#### Data in this exercise

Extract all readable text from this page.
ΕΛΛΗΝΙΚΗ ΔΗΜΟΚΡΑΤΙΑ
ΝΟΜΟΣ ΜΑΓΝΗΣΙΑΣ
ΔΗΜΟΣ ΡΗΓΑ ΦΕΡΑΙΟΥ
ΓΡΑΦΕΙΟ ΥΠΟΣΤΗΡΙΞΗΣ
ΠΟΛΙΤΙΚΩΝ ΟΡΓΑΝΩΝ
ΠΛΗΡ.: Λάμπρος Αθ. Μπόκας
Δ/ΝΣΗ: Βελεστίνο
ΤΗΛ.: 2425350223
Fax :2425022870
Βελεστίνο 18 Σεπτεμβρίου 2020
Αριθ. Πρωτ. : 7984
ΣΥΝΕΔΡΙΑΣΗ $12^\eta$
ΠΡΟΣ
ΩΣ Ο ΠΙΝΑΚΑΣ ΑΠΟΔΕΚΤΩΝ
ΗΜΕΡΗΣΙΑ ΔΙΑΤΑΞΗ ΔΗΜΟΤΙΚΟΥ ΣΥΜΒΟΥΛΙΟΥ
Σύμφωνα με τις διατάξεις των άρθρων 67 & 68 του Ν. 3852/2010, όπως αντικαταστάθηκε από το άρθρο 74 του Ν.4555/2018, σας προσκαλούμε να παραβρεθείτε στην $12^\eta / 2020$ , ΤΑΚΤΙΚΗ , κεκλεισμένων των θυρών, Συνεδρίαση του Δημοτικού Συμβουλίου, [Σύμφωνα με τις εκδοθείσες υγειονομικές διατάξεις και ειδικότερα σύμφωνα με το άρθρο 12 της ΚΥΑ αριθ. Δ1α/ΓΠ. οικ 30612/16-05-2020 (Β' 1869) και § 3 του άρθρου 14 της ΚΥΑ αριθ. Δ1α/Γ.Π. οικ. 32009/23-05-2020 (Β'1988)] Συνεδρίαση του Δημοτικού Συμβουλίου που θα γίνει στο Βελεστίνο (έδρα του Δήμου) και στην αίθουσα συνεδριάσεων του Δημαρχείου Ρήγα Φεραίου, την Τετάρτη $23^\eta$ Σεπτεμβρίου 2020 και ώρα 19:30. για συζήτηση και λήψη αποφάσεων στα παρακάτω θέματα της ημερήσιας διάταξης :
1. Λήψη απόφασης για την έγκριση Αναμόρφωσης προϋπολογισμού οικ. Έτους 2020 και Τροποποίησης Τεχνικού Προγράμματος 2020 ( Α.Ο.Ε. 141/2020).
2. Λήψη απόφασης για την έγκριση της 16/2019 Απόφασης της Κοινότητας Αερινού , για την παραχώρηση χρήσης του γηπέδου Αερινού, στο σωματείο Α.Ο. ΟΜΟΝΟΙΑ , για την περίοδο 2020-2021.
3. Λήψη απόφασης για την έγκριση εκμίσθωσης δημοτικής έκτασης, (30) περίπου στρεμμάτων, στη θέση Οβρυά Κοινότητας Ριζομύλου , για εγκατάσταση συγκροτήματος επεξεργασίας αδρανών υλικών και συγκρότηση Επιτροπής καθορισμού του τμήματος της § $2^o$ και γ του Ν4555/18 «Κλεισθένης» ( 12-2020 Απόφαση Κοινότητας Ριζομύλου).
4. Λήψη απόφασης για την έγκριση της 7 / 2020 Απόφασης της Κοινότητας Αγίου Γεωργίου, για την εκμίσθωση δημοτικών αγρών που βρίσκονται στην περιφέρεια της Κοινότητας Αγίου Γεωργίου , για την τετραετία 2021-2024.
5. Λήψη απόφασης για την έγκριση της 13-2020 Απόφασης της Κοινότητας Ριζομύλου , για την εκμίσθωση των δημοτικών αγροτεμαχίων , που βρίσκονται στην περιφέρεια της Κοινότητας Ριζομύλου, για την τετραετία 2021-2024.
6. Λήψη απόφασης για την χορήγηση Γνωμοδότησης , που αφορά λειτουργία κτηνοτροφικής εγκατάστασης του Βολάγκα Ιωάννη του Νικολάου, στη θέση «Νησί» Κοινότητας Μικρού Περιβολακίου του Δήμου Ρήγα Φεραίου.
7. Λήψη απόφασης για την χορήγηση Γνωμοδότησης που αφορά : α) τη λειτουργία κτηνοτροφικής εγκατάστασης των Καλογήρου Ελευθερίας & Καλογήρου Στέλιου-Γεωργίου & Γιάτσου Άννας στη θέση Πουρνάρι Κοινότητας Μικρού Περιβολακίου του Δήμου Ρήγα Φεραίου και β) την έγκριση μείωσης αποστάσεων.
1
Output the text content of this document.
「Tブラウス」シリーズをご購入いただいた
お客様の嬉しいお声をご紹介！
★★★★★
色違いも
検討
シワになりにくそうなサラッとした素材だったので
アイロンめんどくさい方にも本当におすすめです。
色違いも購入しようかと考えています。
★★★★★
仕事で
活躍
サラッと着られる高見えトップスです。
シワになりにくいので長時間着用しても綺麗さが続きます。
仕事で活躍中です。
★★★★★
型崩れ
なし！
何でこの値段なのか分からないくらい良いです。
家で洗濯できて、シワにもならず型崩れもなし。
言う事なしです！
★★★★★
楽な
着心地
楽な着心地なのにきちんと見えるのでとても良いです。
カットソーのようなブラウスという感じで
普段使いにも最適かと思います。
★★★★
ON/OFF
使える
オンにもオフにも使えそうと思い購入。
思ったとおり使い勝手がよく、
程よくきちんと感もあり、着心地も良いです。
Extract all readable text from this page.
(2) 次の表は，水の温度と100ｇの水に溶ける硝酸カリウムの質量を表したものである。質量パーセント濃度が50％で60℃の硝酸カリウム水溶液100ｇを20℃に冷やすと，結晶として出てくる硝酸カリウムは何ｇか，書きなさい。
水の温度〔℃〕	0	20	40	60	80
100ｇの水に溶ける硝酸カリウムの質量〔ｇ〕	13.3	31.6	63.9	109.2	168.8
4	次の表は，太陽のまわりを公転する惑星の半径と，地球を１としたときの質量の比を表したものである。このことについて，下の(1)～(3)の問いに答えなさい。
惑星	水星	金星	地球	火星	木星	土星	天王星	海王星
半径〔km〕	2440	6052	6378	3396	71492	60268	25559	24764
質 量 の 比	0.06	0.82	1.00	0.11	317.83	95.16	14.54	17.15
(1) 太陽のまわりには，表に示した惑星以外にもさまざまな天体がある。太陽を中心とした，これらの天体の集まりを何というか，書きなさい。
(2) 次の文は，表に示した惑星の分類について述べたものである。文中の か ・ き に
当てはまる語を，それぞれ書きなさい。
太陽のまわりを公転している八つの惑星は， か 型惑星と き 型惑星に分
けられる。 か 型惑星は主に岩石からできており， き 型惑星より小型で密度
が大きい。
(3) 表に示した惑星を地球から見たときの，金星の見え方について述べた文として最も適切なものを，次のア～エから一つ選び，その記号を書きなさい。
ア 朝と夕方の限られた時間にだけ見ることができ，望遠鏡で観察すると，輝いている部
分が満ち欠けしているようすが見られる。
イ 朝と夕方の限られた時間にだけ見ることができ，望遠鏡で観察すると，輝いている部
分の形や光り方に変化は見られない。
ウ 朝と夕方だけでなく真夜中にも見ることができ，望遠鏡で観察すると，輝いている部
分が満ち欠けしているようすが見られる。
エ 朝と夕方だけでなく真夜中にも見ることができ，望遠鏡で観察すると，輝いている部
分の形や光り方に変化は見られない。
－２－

#### To do
Copy and report every line where the word "Γνωμοδότησης" is present.

#### Completed task
6. Λήψη απόφασης για την χορήγηση Γνωμοδότησης , που αφορά λειτουργία κτηνοτροφικής εγκατάστασης του Βολάγκα Ιωάννη του Νικολάου, στη θέση «Νησί» Κοινότητας Μικρού Περιβολακίου του Δήμου Ρήγα Φεραίου.
7. Λήψη απόφασης για την χορήγηση Γνωμοδότησης που αφορά : α) τη λειτουργία κτηνοτροφικής εγκατάστασης των Καλογήρου Ελευθερίας & Καλογήρου Στέλιου-Γεωργίου & Γιάτσου Άννας στη θέση Πουρνάρι Κοινότητας Μικρού Περιβολακίου του Δήμου Ρήγα Φεραίου και β) την έγκριση μείωσης αποστάσεων.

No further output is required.